> _Task brief_:
The entries below need to be written out exactly, with no pictures included.

> _Data for the task_:
<<<<
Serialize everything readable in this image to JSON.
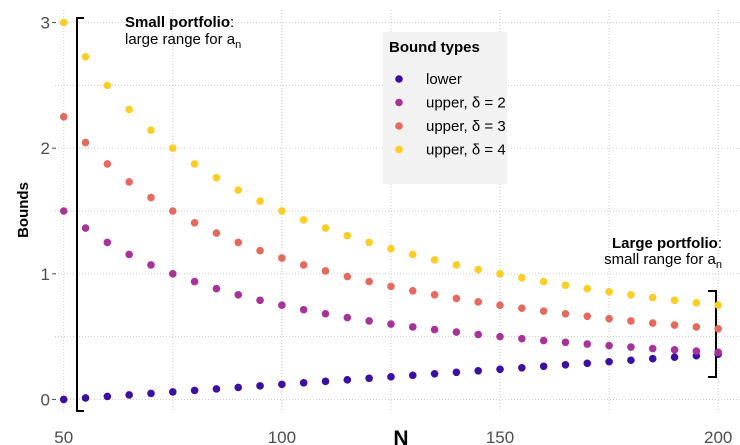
{
  "chart_data": {
    "type": "scatter",
    "xlabel": "N",
    "ylabel": "Bounds",
    "xlim": [
      48,
      205
    ],
    "ylim": [
      -0.1,
      3.1
    ],
    "x_ticks": [
      50,
      100,
      150,
      200
    ],
    "x_tick_labels": [
      "50",
      "100",
      "150",
      "200"
    ],
    "y_ticks": [
      0,
      1,
      2,
      3
    ],
    "y_tick_labels": [
      "0",
      "1",
      "2",
      "3"
    ],
    "grid": true,
    "legend": {
      "title": "Bound types",
      "position": "top-right"
    },
    "x": [
      50,
      55,
      60,
      65,
      70,
      75,
      80,
      85,
      90,
      95,
      100,
      105,
      110,
      115,
      120,
      125,
      130,
      135,
      140,
      145,
      150,
      155,
      160,
      165,
      170,
      175,
      180,
      185,
      190,
      195,
      200
    ],
    "series": [
      {
        "name": "lower",
        "color": "#3b0f9f",
        "values": [
          0.0,
          0.012,
          0.024,
          0.036,
          0.048,
          0.06,
          0.072,
          0.084,
          0.096,
          0.108,
          0.12,
          0.132,
          0.144,
          0.156,
          0.168,
          0.18,
          0.192,
          0.204,
          0.216,
          0.228,
          0.24,
          0.252,
          0.264,
          0.276,
          0.288,
          0.3,
          0.312,
          0.324,
          0.336,
          0.348,
          0.36
        ]
      },
      {
        "name": "upper, δ = 2",
        "color": "#a63397",
        "values": [
          1.5,
          1.364,
          1.25,
          1.154,
          1.071,
          1.0,
          0.938,
          0.882,
          0.833,
          0.789,
          0.75,
          0.714,
          0.682,
          0.652,
          0.625,
          0.6,
          0.577,
          0.556,
          0.536,
          0.517,
          0.5,
          0.484,
          0.469,
          0.455,
          0.441,
          0.429,
          0.417,
          0.405,
          0.395,
          0.385,
          0.375
        ]
      },
      {
        "name": "upper, δ = 3",
        "color": "#e4695e",
        "values": [
          2.25,
          2.045,
          1.875,
          1.731,
          1.607,
          1.5,
          1.406,
          1.324,
          1.25,
          1.184,
          1.125,
          1.071,
          1.023,
          0.978,
          0.938,
          0.9,
          0.865,
          0.833,
          0.804,
          0.776,
          0.75,
          0.726,
          0.703,
          0.682,
          0.662,
          0.643,
          0.625,
          0.608,
          0.592,
          0.577,
          0.5625
        ]
      },
      {
        "name": "upper, δ = 4",
        "color": "#fccd25",
        "values": [
          3.0,
          2.727,
          2.5,
          2.308,
          2.143,
          2.0,
          1.875,
          1.765,
          1.667,
          1.579,
          1.5,
          1.429,
          1.364,
          1.304,
          1.25,
          1.2,
          1.154,
          1.111,
          1.071,
          1.034,
          1.0,
          0.968,
          0.938,
          0.909,
          0.882,
          0.857,
          0.833,
          0.811,
          0.789,
          0.769,
          0.75
        ]
      }
    ],
    "annotations": {
      "small_bold": "Small portfolio",
      "small_colon": ":",
      "small_text": "large range for a",
      "small_sub": "n",
      "large_bold": "Large portfolio",
      "large_colon": ":",
      "large_text": "small range for a",
      "large_sub": "n"
    }
  }
}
>>>>
> _Task answer_:
Serialize everything readable in this image to JSON.
{
  "chart_data": {
    "type": "scatter",
    "xlabel": "N",
    "ylabel": "Bounds",
    "xlim": [
      48,
      205
    ],
    "ylim": [
      -0.1,
      3.1
    ],
    "x_ticks": [
      50,
      100,
      150,
      200
    ],
    "x_tick_labels": [
      "50",
      "100",
      "150",
      "200"
    ],
    "y_ticks": [
      0,
      1,
      2,
      3
    ],
    "y_tick_labels": [
      "0",
      "1",
      "2",
      "3"
    ],
    "grid": true,
    "legend": {
      "title": "Bound types",
      "position": "top-right"
    },
    "x": [
      50,
      55,
      60,
      65,
      70,
      75,
      80,
      85,
      90,
      95,
      100,
      105,
      110,
      115,
      120,
      125,
      130,
      135,
      140,
      145,
      150,
      155,
      160,
      165,
      170,
      175,
      180,
      185,
      190,
      195,
      200
    ],
    "series": [
      {
        "name": "lower",
        "color": "#3b0f9f",
        "values": [
          0.0,
          0.012,
          0.024,
          0.036,
          0.048,
          0.06,
          0.072,
          0.084,
          0.096,
          0.108,
          0.12,
          0.132,
          0.144,
          0.156,
          0.168,
          0.18,
          0.192,
          0.204,
          0.216,
          0.228,
          0.24,
          0.252,
          0.264,
          0.276,
          0.288,
          0.3,
          0.312,
          0.324,
          0.336,
          0.348,
          0.36
        ]
      },
      {
        "name": "upper, δ = 2",
        "color": "#a63397",
        "values": [
          1.5,
          1.364,
          1.25,
          1.154,
          1.071,
          1.0,
          0.938,
          0.882,
          0.833,
          0.789,
          0.75,
          0.714,
          0.682,
          0.652,
          0.625,
          0.6,
          0.577,
          0.556,
          0.536,
          0.517,
          0.5,
          0.484,
          0.469,
          0.455,
          0.441,
          0.429,
          0.417,
          0.405,
          0.395,
          0.385,
          0.375
        ]
      },
      {
        "name": "upper, δ = 3",
        "color": "#e4695e",
        "values": [
          2.25,
          2.045,
          1.875,
          1.731,
          1.607,
          1.5,
          1.406,
          1.324,
          1.25,
          1.184,
          1.125,
          1.071,
          1.023,
          0.978,
          0.938,
          0.9,
          0.865,
          0.833,
          0.804,
          0.776,
          0.75,
          0.726,
          0.703,
          0.682,
          0.662,
          0.643,
          0.625,
          0.608,
          0.592,
          0.577,
          0.5625
        ]
      },
      {
        "name": "upper, δ = 4",
        "color": "#fccd25",
        "values": [
          3.0,
          2.727,
          2.5,
          2.308,
          2.143,
          2.0,
          1.875,
          1.765,
          1.667,
          1.579,
          1.5,
          1.429,
          1.364,
          1.304,
          1.25,
          1.2,
          1.154,
          1.111,
          1.071,
          1.034,
          1.0,
          0.968,
          0.938,
          0.909,
          0.882,
          0.857,
          0.833,
          0.811,
          0.789,
          0.769,
          0.75
        ]
      }
    ],
    "annotations": {
      "small_bold": "Small portfolio",
      "small_colon": ":",
      "small_text": "large range for a",
      "small_sub": "n",
      "large_bold": "Large portfolio",
      "large_colon": ":",
      "large_text": "small range for a",
      "large_sub": "n"
    }
  }
}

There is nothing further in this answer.